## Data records
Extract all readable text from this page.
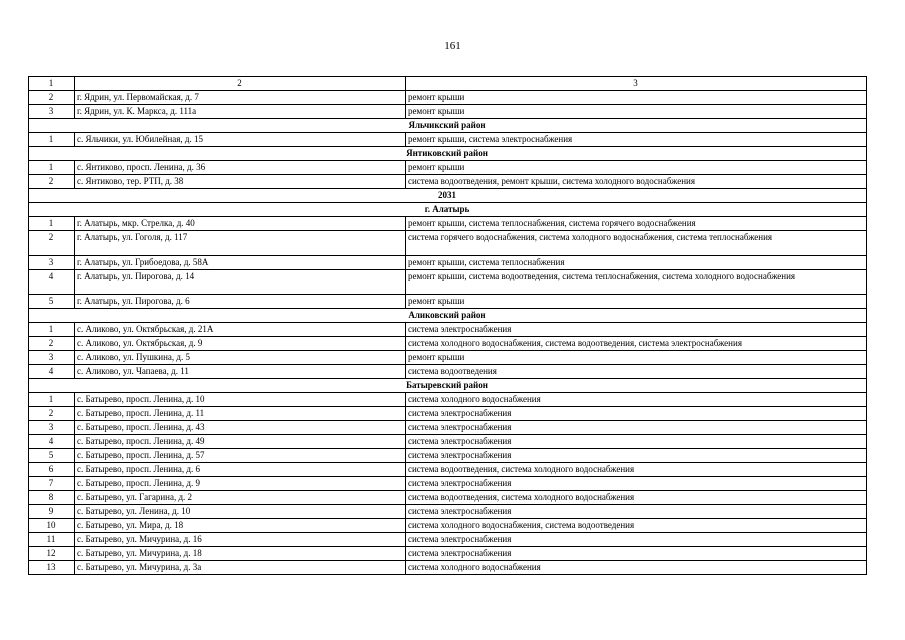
161
1	2	3
2	г. Ядрин, ул. Первомайская, д. 7	ремонт крыши
3	г. Ядрин, ул. К. Маркса, д. 111а	ремонт крыши
Яльчикский район		
1	с. Яльчики, ул. Юбилейная, д. 15	ремонт крыши, система электроснабжения
Янтиковский район		
1	с. Янтиково, просп. Ленина, д. 36	ремонт крыши
2	с. Янтиково, тер. РТП, д. 38	система водоотведения, ремонт крыши, система холодного водоснабжения
2031		
г. Алатырь		
1	г. Алатырь, мкр. Стрелка, д. 40	ремонт крыши, система теплоснабжения, система горячего водоснабжения
2	г. Алатырь, ул. Гоголя, д. 117	система горячего водоснабжения, система холодного водоснабжения, система теплоснабжения
3	г. Алатырь, ул. Грибоедова, д. 58А	ремонт крыши, система теплоснабжения
4	г. Алатырь, ул. Пирогова, д. 14	ремонт крыши, система водоотведения, система теплоснабжения, система холодного водоснабжения
5	г. Алатырь, ул. Пирогова, д. 6	ремонт крыши
Аликовский район		
1	с. Аликово, ул. Октябрьская, д. 21А	система электроснабжения
2	с. Аликово, ул. Октябрьская, д. 9	система холодного водоснабжения, система водоотведения, система электроснабжения
3	с. Аликово, ул. Пушкина, д. 5	ремонт крыши
4	с. Аликово, ул. Чапаева, д. 11	система водоотведения
Батыревский район		
1	с. Батырево, просп. Ленина, д. 10	система холодного водоснабжения
2	с. Батырево, просп. Ленина, д. 11	система электроснабжения
3	с. Батырево, просп. Ленина, д. 43	система электроснабжения
4	с. Батырево, просп. Ленина, д. 49	система электроснабжения
5	с. Батырево, просп. Ленина, д. 57	система электроснабжения
6	с. Батырево, просп. Ленина, д. 6	система водоотведения, система холодного водоснабжения
7	с. Батырево, просп. Ленина, д. 9	система электроснабжения
8	с. Батырево, ул. Гагарина, д. 2	система водоотведения, система холодного водоснабжения
9	с. Батырево, ул. Ленина, д. 10	система электроснабжения
10	с. Батырево, ул. Мира, д. 18	система холодного водоснабжения, система водоотведения
11	с. Батырево, ул. Мичурина, д. 16	система электроснабжения
12	с. Батырево, ул. Мичурина, д. 18	система электроснабжения
13	с. Батырево, ул. Мичурина, д. 3а	система холодного водоснабжения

## Your goal
Print the whole listing above once more, word for word, without its pictures.

## Worked answer
Extract all readable text from this page.
161
1	2	3
2	г. Ядрин, ул. Первомайская, д. 7	ремонт крыши
3	г. Ядрин, ул. К. Маркса, д. 111а	ремонт крыши
Яльчикский район		
1	с. Яльчики, ул. Юбилейная, д. 15	ремонт крыши, система электроснабжения
Янтиковский район		
1	с. Янтиково, просп. Ленина, д. 36	ремонт крыши
2	с. Янтиково, тер. РТП, д. 38	система водоотведения, ремонт крыши, система холодного водоснабжения
2031		
г. Алатырь		
1	г. Алатырь, мкр. Стрелка, д. 40	ремонт крыши, система теплоснабжения, система горячего водоснабжения
2	г. Алатырь, ул. Гоголя, д. 117	система горячего водоснабжения, система холодного водоснабжения, система теплоснабжения
3	г. Алатырь, ул. Грибоедова, д. 58А	ремонт крыши, система теплоснабжения
4	г. Алатырь, ул. Пирогова, д. 14	ремонт крыши, система водоотведения, система теплоснабжения, система холодного водоснабжения
5	г. Алатырь, ул. Пирогова, д. 6	ремонт крыши
Аликовский район		
1	с. Аликово, ул. Октябрьская, д. 21А	система электроснабжения
2	с. Аликово, ул. Октябрьская, д. 9	система холодного водоснабжения, система водоотведения, система электроснабжения
3	с. Аликово, ул. Пушкина, д. 5	ремонт крыши
4	с. Аликово, ул. Чапаева, д. 11	система водоотведения
Батыревский район		
1	с. Батырево, просп. Ленина, д. 10	система холодного водоснабжения
2	с. Батырево, просп. Ленина, д. 11	система электроснабжения
3	с. Батырево, просп. Ленина, д. 43	система электроснабжения
4	с. Батырево, просп. Ленина, д. 49	система электроснабжения
5	с. Батырево, просп. Ленина, д. 57	система электроснабжения
6	с. Батырево, просп. Ленина, д. 6	система водоотведения, система холодного водоснабжения
7	с. Батырево, просп. Ленина, д. 9	система электроснабжения
8	с. Батырево, ул. Гагарина, д. 2	система водоотведения, система холодного водоснабжения
9	с. Батырево, ул. Ленина, д. 10	система электроснабжения
10	с. Батырево, ул. Мира, д. 18	система холодного водоснабжения, система водоотведения
11	с. Батырево, ул. Мичурина, д. 16	система электроснабжения
12	с. Батырево, ул. Мичурина, д. 18	система электроснабжения
13	с. Батырево, ул. Мичурина, д. 3а	система холодного водоснабжения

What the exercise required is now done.